§ Instructions to follow:
Any pictures in the records below should be skipped; write out everything else exactly.

— START Recorded information —

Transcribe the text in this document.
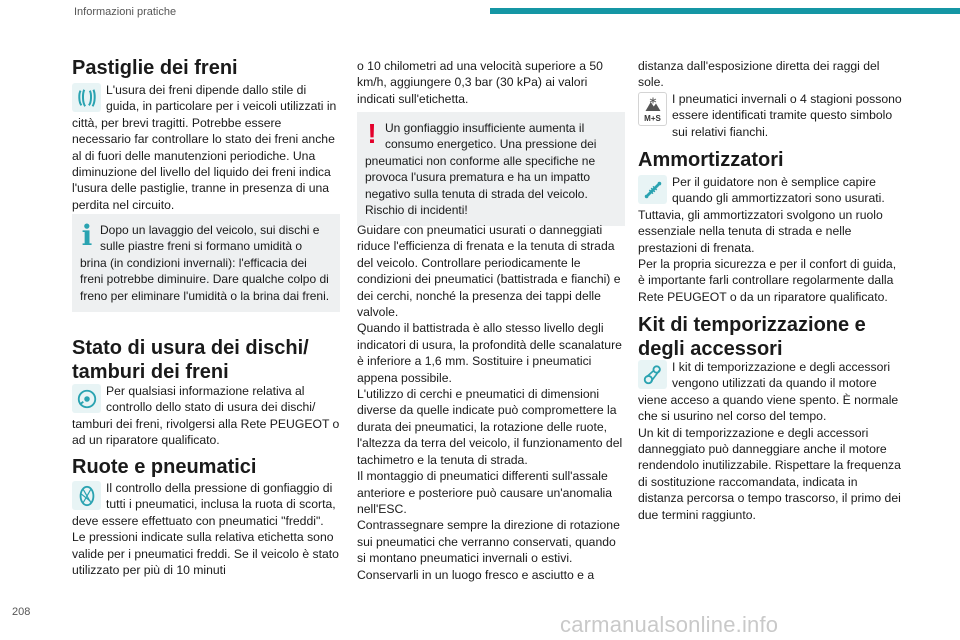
Informazioni pratiche
Pastiglie dei freni

L'usura dei freni dipende dallo stile di guida, in particolare per i veicoli utilizzati in città, per brevi tragitti. Potrebbe essere necessario far controllare lo stato dei freni anche al di fuori delle manutenzioni periodiche. Una diminuzione del livello del liquido dei freni indica l'usura delle pastiglie, tranne in presenza di una perdita nel circuito.

i Dopo un lavaggio del veicolo, sui dischi e sulle piastre freni si formano umidità o brina (in condizioni invernali): l'efficacia dei freni potrebbe diminuire. Dare qualche colpo di freno per eliminare l'umidità o la brina dai freni.

Stato di usura dei dischi/ tamburi dei freni

Per qualsiasi informazione relativa al controllo dello stato di usura dei dischi/ tamburi dei freni, rivolgersi alla Rete PEUGEOT o ad un riparatore qualificato.

Ruote e pneumatici

Il controllo della pressione di gonfiaggio di tutti i pneumatici, inclusa la ruota di scorta, deve essere effettuato con pneumatici "freddi". Le pressioni indicate sulla relativa etichetta sono valide per i pneumatici freddi. Se il veicolo è stato utilizzato per più di 10 minuti

o 10 chilometri ad una velocità superiore a 50 km/h, aggiungere 0,3 bar (30 kPa) ai valori indicati sull'etichetta.

! Un gonfiaggio insufficiente aumenta il consumo energetico. Una pressione dei pneumatici non conforme alle specifiche ne provoca l'usura prematura e ha un impatto negativo sulla tenuta di strada del veicolo. Rischio di incidenti!

Guidare con pneumatici usurati o danneggiati riduce l'efficienza di frenata e la tenuta di strada del veicolo. Controllare periodicamente le condizioni dei pneumatici (battistrada e fianchi) e dei cerchi, nonché la presenza dei tappi delle valvole.

Quando il battistrada è allo stesso livello degli indicatori di usura, la profondità delle scanalature è inferiore a 1,6 mm. Sostituire i pneumatici appena possibile.

L'utilizzo di cerchi e pneumatici di dimensioni diverse da quelle indicate può compromettere la durata dei pneumatici, la rotazione delle ruote, l'altezza da terra del veicolo, il funzionamento del tachimetro e la tenuta di strada.

Il montaggio di pneumatici differenti sull'assale anteriore e posteriore può causare un'anomalia nell'ESC.

Contrassegnare sempre la direzione di rotazione sui pneumatici che verranno conservati, quando si montano pneumatici invernali o estivi. Conservarli in un luogo fresco e asciutto e a

distanza dall'esposizione diretta dei raggi del sole.

M+S

I pneumatici invernali o 4 stagioni possono essere identificati tramite questo simbolo sui relativi fianchi.

Ammortizzatori

Per il guidatore non è semplice capire quando gli ammortizzatori sono usurati. Tuttavia, gli ammortizzatori svolgono un ruolo essenziale nella tenuta di strada e nelle prestazioni di frenata.

Per la propria sicurezza e per il confort di guida, è importante farli controllare regolarmente dalla Rete PEUGEOT o da un riparatore qualificato.

Kit di temporizzazione e degli accessori

I kit di temporizzazione e degli accessori vengono utilizzati da quando il motore viene acceso a quando viene spento. È normale che si usurino nel corso del tempo.

Un kit di temporizzazione e degli accessori danneggiato può danneggiare anche il motore rendendolo inutilizzabile. Rispettare la frequenza di sostituzione raccomandata, indicata in distanza percorsa o tempo trascorso, il primo dei due termini raggiunto.

208	carmanualsonline.info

— END Recorded information —

§ Solution to this problem:
Transcribe the text in this document.
Informazioni pratiche
Pastiglie dei freni

L'usura dei freni dipende dallo stile di guida, in particolare per i veicoli utilizzati in città, per brevi tragitti. Potrebbe essere necessario far controllare lo stato dei freni anche al di fuori delle manutenzioni periodiche. Una diminuzione del livello del liquido dei freni indica l'usura delle pastiglie, tranne in presenza di una perdita nel circuito.

i Dopo un lavaggio del veicolo, sui dischi e sulle piastre freni si formano umidità o brina (in condizioni invernali): l'efficacia dei freni potrebbe diminuire. Dare qualche colpo di freno per eliminare l'umidità o la brina dai freni.

Stato di usura dei dischi/ tamburi dei freni

Per qualsiasi informazione relativa al controllo dello stato di usura dei dischi/ tamburi dei freni, rivolgersi alla Rete PEUGEOT o ad un riparatore qualificato.

Ruote e pneumatici

Il controllo della pressione di gonfiaggio di tutti i pneumatici, inclusa la ruota di scorta, deve essere effettuato con pneumatici "freddi". Le pressioni indicate sulla relativa etichetta sono valide per i pneumatici freddi. Se il veicolo è stato utilizzato per più di 10 minuti

o 10 chilometri ad una velocità superiore a 50 km/h, aggiungere 0,3 bar (30 kPa) ai valori indicati sull'etichetta.

! Un gonfiaggio insufficiente aumenta il consumo energetico. Una pressione dei pneumatici non conforme alle specifiche ne provoca l'usura prematura e ha un impatto negativo sulla tenuta di strada del veicolo. Rischio di incidenti!

Guidare con pneumatici usurati o danneggiati riduce l'efficienza di frenata e la tenuta di strada del veicolo. Controllare periodicamente le condizioni dei pneumatici (battistrada e fianchi) e dei cerchi, nonché la presenza dei tappi delle valvole.

Quando il battistrada è allo stesso livello degli indicatori di usura, la profondità delle scanalature è inferiore a 1,6 mm. Sostituire i pneumatici appena possibile.

L'utilizzo di cerchi e pneumatici di dimensioni diverse da quelle indicate può compromettere la durata dei pneumatici, la rotazione delle ruote, l'altezza da terra del veicolo, il funzionamento del tachimetro e la tenuta di strada.

Il montaggio di pneumatici differenti sull'assale anteriore e posteriore può causare un'anomalia nell'ESC.

Contrassegnare sempre la direzione di rotazione sui pneumatici che verranno conservati, quando si montano pneumatici invernali o estivi. Conservarli in un luogo fresco e asciutto e a

distanza dall'esposizione diretta dei raggi del sole.

M+S

I pneumatici invernali o 4 stagioni possono essere identificati tramite questo simbolo sui relativi fianchi.

Ammortizzatori

Per il guidatore non è semplice capire quando gli ammortizzatori sono usurati. Tuttavia, gli ammortizzatori svolgono un ruolo essenziale nella tenuta di strada e nelle prestazioni di frenata.

Per la propria sicurezza e per il confort di guida, è importante farli controllare regolarmente dalla Rete PEUGEOT o da un riparatore qualificato.

Kit di temporizzazione e degli accessori

I kit di temporizzazione e degli accessori vengono utilizzati da quando il motore viene acceso a quando viene spento. È normale che si usurino nel corso del tempo.

Un kit di temporizzazione e degli accessori danneggiato può danneggiare anche il motore rendendolo inutilizzabile. Rispettare la frequenza di sostituzione raccomandata, indicata in distanza percorsa o tempo trascorso, il primo dei due termini raggiunto.

208	carmanualsonline.info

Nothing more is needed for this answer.